■ What the task requires ■
Each entry below is to be transcribed exactly.

■ Material to process ■
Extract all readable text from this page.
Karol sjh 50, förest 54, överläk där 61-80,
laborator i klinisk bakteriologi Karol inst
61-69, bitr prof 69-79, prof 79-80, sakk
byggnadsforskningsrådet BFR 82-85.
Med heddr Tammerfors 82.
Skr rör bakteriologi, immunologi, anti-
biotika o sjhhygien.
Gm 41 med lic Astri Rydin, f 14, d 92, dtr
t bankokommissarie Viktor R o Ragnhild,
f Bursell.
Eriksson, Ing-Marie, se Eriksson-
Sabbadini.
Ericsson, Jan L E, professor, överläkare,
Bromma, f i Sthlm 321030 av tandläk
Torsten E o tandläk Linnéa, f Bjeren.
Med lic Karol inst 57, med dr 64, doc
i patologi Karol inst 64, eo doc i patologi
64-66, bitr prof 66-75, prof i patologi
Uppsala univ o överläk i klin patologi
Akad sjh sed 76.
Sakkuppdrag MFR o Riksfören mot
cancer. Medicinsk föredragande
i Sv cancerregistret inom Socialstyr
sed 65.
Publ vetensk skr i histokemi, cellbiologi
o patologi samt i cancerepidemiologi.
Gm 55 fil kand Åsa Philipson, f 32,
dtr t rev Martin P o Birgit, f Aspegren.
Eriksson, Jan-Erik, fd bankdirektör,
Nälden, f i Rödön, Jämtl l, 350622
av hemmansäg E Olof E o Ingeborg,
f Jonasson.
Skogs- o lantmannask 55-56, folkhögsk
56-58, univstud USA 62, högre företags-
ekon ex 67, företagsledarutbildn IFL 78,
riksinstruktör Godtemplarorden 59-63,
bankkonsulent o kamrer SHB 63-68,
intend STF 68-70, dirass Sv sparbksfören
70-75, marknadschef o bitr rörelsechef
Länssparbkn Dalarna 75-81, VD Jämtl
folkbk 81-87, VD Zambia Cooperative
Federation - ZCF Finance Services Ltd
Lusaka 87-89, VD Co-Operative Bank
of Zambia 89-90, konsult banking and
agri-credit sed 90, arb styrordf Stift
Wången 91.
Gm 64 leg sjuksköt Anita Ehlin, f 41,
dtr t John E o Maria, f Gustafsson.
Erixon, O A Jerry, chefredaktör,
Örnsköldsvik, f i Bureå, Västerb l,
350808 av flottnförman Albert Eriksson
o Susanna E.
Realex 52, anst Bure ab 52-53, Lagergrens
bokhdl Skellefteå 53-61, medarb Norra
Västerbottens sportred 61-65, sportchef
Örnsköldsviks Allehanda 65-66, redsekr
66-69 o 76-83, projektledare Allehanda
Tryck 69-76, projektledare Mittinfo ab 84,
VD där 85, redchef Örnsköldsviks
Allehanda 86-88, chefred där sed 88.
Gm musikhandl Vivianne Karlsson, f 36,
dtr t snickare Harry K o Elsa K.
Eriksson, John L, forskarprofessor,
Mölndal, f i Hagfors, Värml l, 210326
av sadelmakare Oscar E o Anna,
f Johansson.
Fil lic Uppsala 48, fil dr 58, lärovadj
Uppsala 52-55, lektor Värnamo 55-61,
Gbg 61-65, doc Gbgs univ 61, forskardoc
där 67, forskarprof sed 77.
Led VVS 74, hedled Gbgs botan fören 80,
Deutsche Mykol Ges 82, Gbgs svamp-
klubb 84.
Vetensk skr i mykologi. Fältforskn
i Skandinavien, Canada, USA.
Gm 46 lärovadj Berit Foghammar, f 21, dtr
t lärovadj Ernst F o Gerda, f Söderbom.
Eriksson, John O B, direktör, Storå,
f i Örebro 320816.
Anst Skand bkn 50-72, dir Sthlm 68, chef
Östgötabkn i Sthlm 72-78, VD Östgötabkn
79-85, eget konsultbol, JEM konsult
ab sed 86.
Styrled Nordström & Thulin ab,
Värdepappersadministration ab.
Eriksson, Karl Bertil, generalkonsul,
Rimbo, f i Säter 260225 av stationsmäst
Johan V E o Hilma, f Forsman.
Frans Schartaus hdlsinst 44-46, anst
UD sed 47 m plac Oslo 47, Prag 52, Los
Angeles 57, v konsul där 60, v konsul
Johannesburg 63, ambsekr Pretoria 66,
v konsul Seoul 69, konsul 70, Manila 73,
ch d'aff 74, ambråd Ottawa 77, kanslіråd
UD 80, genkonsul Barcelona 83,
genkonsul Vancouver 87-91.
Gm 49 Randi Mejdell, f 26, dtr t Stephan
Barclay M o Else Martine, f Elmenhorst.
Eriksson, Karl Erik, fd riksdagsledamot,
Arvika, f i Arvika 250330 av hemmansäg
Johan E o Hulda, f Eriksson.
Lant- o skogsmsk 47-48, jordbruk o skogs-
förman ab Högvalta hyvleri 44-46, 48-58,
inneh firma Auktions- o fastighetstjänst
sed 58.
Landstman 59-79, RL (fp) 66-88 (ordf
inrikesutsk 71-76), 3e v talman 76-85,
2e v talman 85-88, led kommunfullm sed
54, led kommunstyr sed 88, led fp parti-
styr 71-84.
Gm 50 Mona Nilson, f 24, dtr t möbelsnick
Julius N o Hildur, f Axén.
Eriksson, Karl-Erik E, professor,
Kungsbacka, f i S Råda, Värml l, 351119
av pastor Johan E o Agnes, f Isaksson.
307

■ Result ■
Extract all readable text from this page.
Karol sjh 50, förest 54, överläk där 61-80,
laborator i klinisk bakteriologi Karol inst
61-69, bitr prof 69-79, prof 79-80, sakk
byggnadsforskningsrådet BFR 82-85.
Med heddr Tammerfors 82.
Skr rör bakteriologi, immunologi, anti-
biotika o sjhhygien.
Gm 41 med lic Astri Rydin, f 14, d 92, dtr
t bankokommissarie Viktor R o Ragnhild,
f Bursell.
Eriksson, Ing-Marie, se Eriksson-
Sabbadini.
Ericsson, Jan L E, professor, överläkare,
Bromma, f i Sthlm 321030 av tandläk
Torsten E o tandläk Linnéa, f Bjeren.
Med lic Karol inst 57, med dr 64, doc
i patologi Karol inst 64, eo doc i patologi
64-66, bitr prof 66-75, prof i patologi
Uppsala univ o överläk i klin patologi
Akad sjh sed 76.
Sakkuppdrag MFR o Riksfören mot
cancer. Medicinsk föredragande
i Sv cancerregistret inom Socialstyr
sed 65.
Publ vetensk skr i histokemi, cellbiologi
o patologi samt i cancerepidemiologi.
Gm 55 fil kand Åsa Philipson, f 32,
dtr t rev Martin P o Birgit, f Aspegren.
Eriksson, Jan-Erik, fd bankdirektör,
Nälden, f i Rödön, Jämtl l, 350622
av hemmansäg E Olof E o Ingeborg,
f Jonasson.
Skogs- o lantmannask 55-56, folkhögsk
56-58, univstud USA 62, högre företags-
ekon ex 67, företagsledarutbildn IFL 78,
riksinstruktör Godtemplarorden 59-63,
bankkonsulent o kamrer SHB 63-68,
intend STF 68-70, dirass Sv sparbksfören
70-75, marknadschef o bitr rörelsechef
Länssparbkn Dalarna 75-81, VD Jämtl
folkbk 81-87, VD Zambia Cooperative
Federation - ZCF Finance Services Ltd
Lusaka 87-89, VD Co-Operative Bank
of Zambia 89-90, konsult banking and
agri-credit sed 90, arb styrordf Stift
Wången 91.
Gm 64 leg sjuksköt Anita Ehlin, f 41,
dtr t John E o Maria, f Gustafsson.
Erixon, O A Jerry, chefredaktör,
Örnsköldsvik, f i Bureå, Västerb l,
350808 av flottnförman Albert Eriksson
o Susanna E.
Realex 52, anst Bure ab 52-53, Lagergrens
bokhdl Skellefteå 53-61, medarb Norra
Västerbottens sportred 61-65, sportchef
Örnsköldsviks Allehanda 65-66, redsekr
66-69 o 76-83, projektledare Allehanda
Tryck 69-76, projektledare Mittinfo ab 84,
VD där 85, redchef Örnsköldsviks
Allehanda 86-88, chefred där sed 88.
Gm musikhandl Vivianne Karlsson, f 36,
dtr t snickare Harry K o Elsa K.
Eriksson, John L, forskarprofessor,
Mölndal, f i Hagfors, Värml l, 210326
av sadelmakare Oscar E o Anna,
f Johansson.
Fil lic Uppsala 48, fil dr 58, lärovadj
Uppsala 52-55, lektor Värnamo 55-61,
Gbg 61-65, doc Gbgs univ 61, forskardoc
där 67, forskarprof sed 77.
Led VVS 74, hedled Gbgs botan fören 80,
Deutsche Mykol Ges 82, Gbgs svamp-
klubb 84.
Vetensk skr i mykologi. Fältforskn
i Skandinavien, Canada, USA.
Gm 46 lärovadj Berit Foghammar, f 21, dtr
t lärovadj Ernst F o Gerda, f Söderbom.
Eriksson, John O B, direktör, Storå,
f i Örebro 320816.
Anst Skand bkn 50-72, dir Sthlm 68, chef
Östgötabkn i Sthlm 72-78, VD Östgötabkn
79-85, eget konsultbol, JEM konsult
ab sed 86.
Styrled Nordström & Thulin ab,
Värdepappersadministration ab.
Eriksson, Karl Bertil, generalkonsul,
Rimbo, f i Säter 260225 av stationsmäst
Johan V E o Hilma, f Forsman.
Frans Schartaus hdlsinst 44-46, anst
UD sed 47 m plac Oslo 47, Prag 52, Los
Angeles 57, v konsul där 60, v konsul
Johannesburg 63, ambsekr Pretoria 66,
v konsul Seoul 69, konsul 70, Manila 73,
ch d'aff 74, ambråd Ottawa 77, kanslіråd
UD 80, genkonsul Barcelona 83,
genkonsul Vancouver 87-91.
Gm 49 Randi Mejdell, f 26, dtr t Stephan
Barclay M o Else Martine, f Elmenhorst.
Eriksson, Karl Erik, fd riksdagsledamot,
Arvika, f i Arvika 250330 av hemmansäg
Johan E o Hulda, f Eriksson.
Lant- o skogsmsk 47-48, jordbruk o skogs-
förman ab Högvalta hyvleri 44-46, 48-58,
inneh firma Auktions- o fastighetstjänst
sed 58.
Landstman 59-79, RL (fp) 66-88 (ordf
inrikesutsk 71-76), 3e v talman 76-85,
2e v talman 85-88, led kommunfullm sed
54, led kommunstyr sed 88, led fp parti-
styr 71-84.
Gm 50 Mona Nilson, f 24, dtr t möbelsnick
Julius N o Hildur, f Axén.
Eriksson, Karl-Erik E, professor,
Kungsbacka, f i S Råda, Värml l, 351119
av pastor Johan E o Agnes, f Isaksson.
307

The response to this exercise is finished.